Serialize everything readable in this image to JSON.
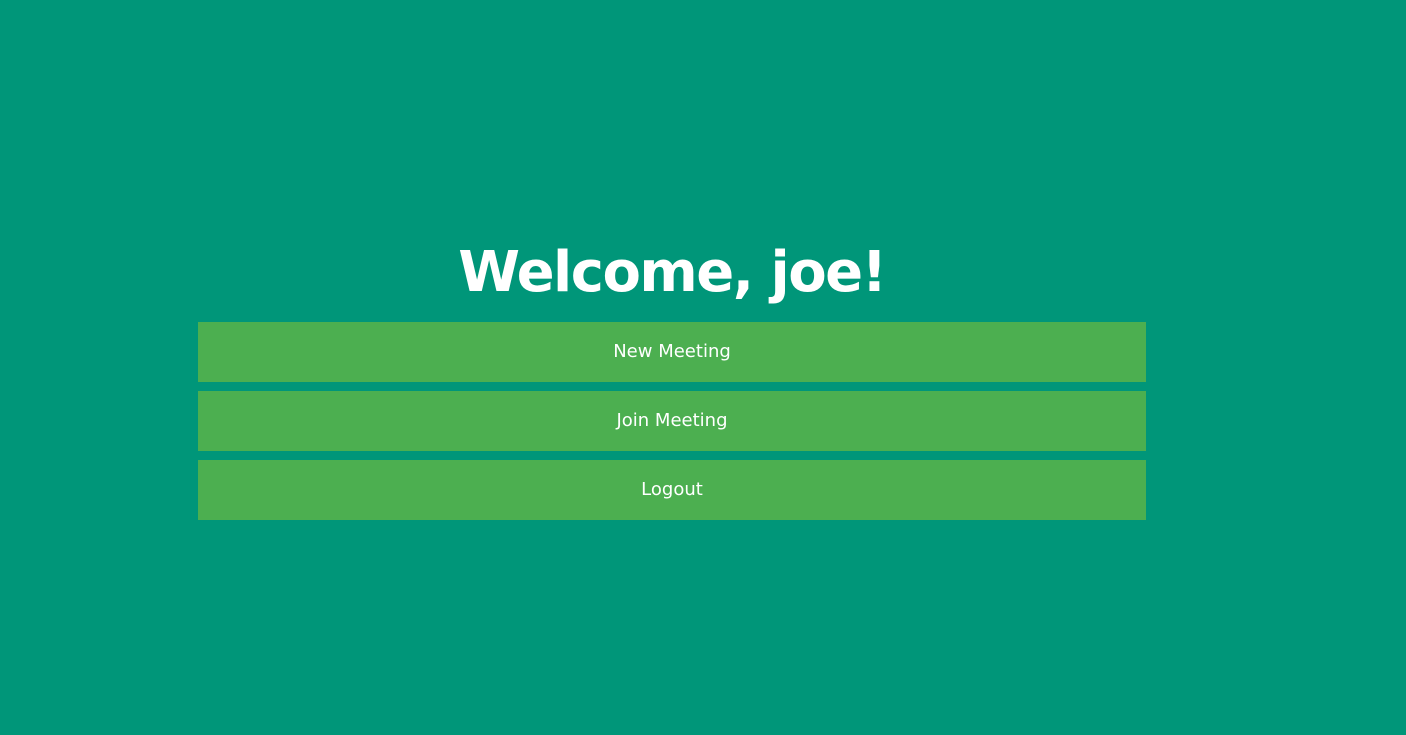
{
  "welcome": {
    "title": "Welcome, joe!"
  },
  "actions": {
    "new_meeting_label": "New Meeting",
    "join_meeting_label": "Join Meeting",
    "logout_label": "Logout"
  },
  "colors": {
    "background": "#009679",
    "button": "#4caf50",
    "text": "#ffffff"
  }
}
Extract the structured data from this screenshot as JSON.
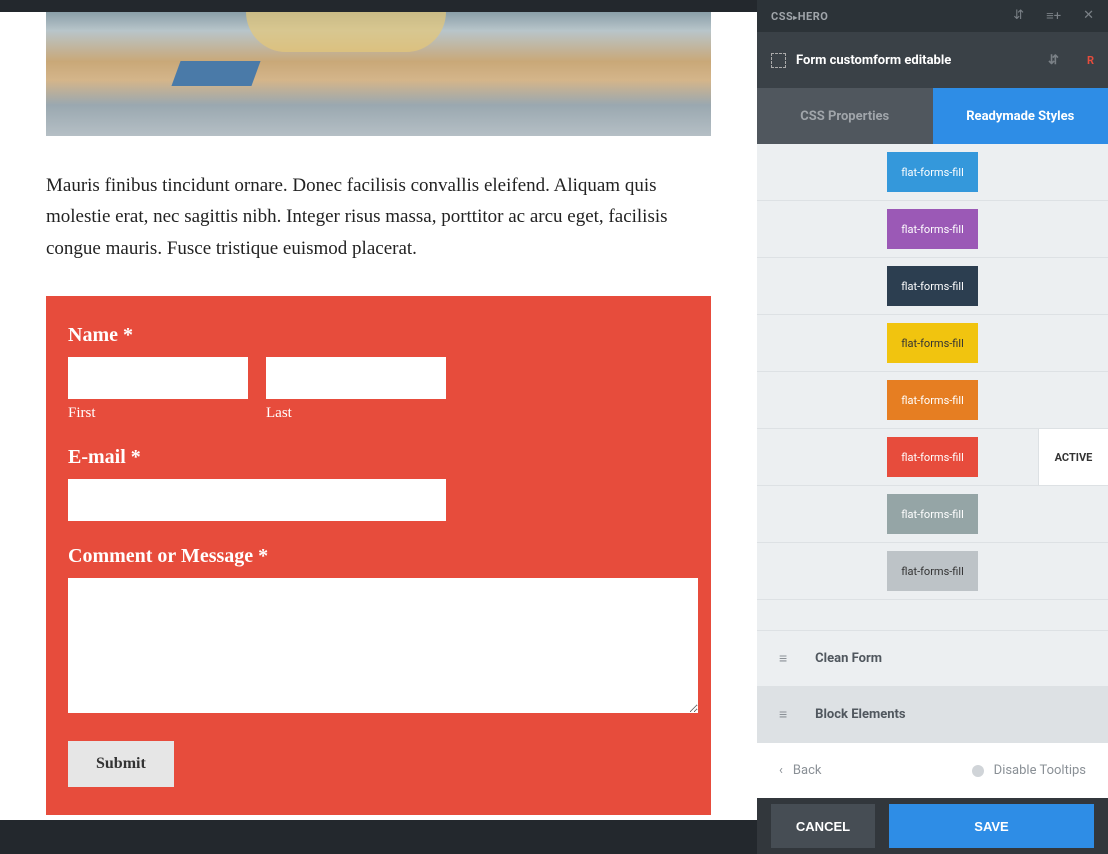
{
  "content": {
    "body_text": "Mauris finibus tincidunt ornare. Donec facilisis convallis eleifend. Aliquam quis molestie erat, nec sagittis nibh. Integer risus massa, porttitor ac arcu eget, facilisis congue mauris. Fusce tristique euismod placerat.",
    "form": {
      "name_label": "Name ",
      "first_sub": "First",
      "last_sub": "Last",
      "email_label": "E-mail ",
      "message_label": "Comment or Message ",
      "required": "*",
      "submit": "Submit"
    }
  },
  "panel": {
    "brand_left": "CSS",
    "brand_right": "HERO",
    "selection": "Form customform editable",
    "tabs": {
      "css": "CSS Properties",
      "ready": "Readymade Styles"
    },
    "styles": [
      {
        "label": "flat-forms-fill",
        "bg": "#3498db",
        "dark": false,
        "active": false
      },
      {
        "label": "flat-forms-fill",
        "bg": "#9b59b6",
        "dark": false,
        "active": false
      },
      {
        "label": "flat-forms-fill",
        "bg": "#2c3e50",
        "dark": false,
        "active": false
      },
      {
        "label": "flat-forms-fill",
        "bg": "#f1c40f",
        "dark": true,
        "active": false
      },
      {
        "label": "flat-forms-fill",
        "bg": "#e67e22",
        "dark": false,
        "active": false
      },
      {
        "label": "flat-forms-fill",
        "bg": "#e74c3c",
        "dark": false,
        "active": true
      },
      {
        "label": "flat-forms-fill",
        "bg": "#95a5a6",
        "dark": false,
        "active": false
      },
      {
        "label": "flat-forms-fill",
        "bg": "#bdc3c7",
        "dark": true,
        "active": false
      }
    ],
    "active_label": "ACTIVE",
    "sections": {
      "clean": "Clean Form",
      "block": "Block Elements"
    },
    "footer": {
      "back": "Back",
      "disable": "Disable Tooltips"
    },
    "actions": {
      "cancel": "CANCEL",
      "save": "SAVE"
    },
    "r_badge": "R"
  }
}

--

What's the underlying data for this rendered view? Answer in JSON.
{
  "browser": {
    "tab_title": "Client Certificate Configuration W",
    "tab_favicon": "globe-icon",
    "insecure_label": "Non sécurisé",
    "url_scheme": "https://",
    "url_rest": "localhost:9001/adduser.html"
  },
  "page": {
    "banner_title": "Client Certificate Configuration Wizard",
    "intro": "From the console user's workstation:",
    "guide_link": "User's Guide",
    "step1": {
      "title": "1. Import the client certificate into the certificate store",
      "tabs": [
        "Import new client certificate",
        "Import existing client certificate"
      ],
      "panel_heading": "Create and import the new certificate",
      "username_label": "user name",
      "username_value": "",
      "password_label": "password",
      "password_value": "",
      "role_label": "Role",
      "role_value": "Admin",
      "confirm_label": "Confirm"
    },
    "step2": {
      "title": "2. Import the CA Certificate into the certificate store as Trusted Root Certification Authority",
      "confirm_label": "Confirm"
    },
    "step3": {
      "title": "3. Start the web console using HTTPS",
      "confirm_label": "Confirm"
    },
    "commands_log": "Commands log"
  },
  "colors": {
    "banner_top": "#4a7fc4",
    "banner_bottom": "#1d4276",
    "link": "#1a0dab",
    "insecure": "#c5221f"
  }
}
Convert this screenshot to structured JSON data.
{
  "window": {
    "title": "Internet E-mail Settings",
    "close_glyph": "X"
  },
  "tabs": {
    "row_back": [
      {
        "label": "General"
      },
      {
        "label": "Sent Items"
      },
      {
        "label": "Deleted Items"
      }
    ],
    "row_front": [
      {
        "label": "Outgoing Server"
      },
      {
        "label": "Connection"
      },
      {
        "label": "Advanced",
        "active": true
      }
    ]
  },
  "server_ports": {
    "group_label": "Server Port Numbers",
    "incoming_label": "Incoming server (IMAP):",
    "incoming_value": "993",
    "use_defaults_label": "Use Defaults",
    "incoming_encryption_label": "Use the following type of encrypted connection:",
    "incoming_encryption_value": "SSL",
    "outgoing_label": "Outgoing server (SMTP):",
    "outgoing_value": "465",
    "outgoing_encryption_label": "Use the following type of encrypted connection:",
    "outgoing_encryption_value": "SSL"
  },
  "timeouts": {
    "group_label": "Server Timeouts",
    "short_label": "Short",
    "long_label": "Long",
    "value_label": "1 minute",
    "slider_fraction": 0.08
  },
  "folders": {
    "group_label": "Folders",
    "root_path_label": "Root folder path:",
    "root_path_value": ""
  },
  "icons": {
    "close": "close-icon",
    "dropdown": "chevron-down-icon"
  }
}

---

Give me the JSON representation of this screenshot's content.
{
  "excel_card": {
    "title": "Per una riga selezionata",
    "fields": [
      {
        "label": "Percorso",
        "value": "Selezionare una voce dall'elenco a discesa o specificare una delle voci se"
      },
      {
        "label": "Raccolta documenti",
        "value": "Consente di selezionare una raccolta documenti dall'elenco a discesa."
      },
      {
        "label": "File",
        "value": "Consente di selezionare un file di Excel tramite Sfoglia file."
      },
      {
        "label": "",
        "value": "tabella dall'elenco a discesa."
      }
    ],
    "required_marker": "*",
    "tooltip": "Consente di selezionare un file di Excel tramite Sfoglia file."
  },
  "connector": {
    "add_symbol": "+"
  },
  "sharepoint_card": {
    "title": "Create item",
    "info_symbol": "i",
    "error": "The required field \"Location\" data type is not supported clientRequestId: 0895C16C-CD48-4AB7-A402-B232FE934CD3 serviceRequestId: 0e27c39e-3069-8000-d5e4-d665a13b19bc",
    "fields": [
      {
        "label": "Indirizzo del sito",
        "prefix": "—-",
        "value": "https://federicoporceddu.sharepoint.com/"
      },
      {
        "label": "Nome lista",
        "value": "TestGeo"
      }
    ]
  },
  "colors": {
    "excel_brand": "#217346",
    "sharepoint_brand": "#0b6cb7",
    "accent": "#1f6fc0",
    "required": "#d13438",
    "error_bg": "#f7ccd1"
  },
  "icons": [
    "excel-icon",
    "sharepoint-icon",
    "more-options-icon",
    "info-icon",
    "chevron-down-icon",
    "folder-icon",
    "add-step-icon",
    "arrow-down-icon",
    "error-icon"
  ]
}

**Set exercise:** Return only the number of lines in the preceding records that contain the string "Items".

**Exercise answer:** 2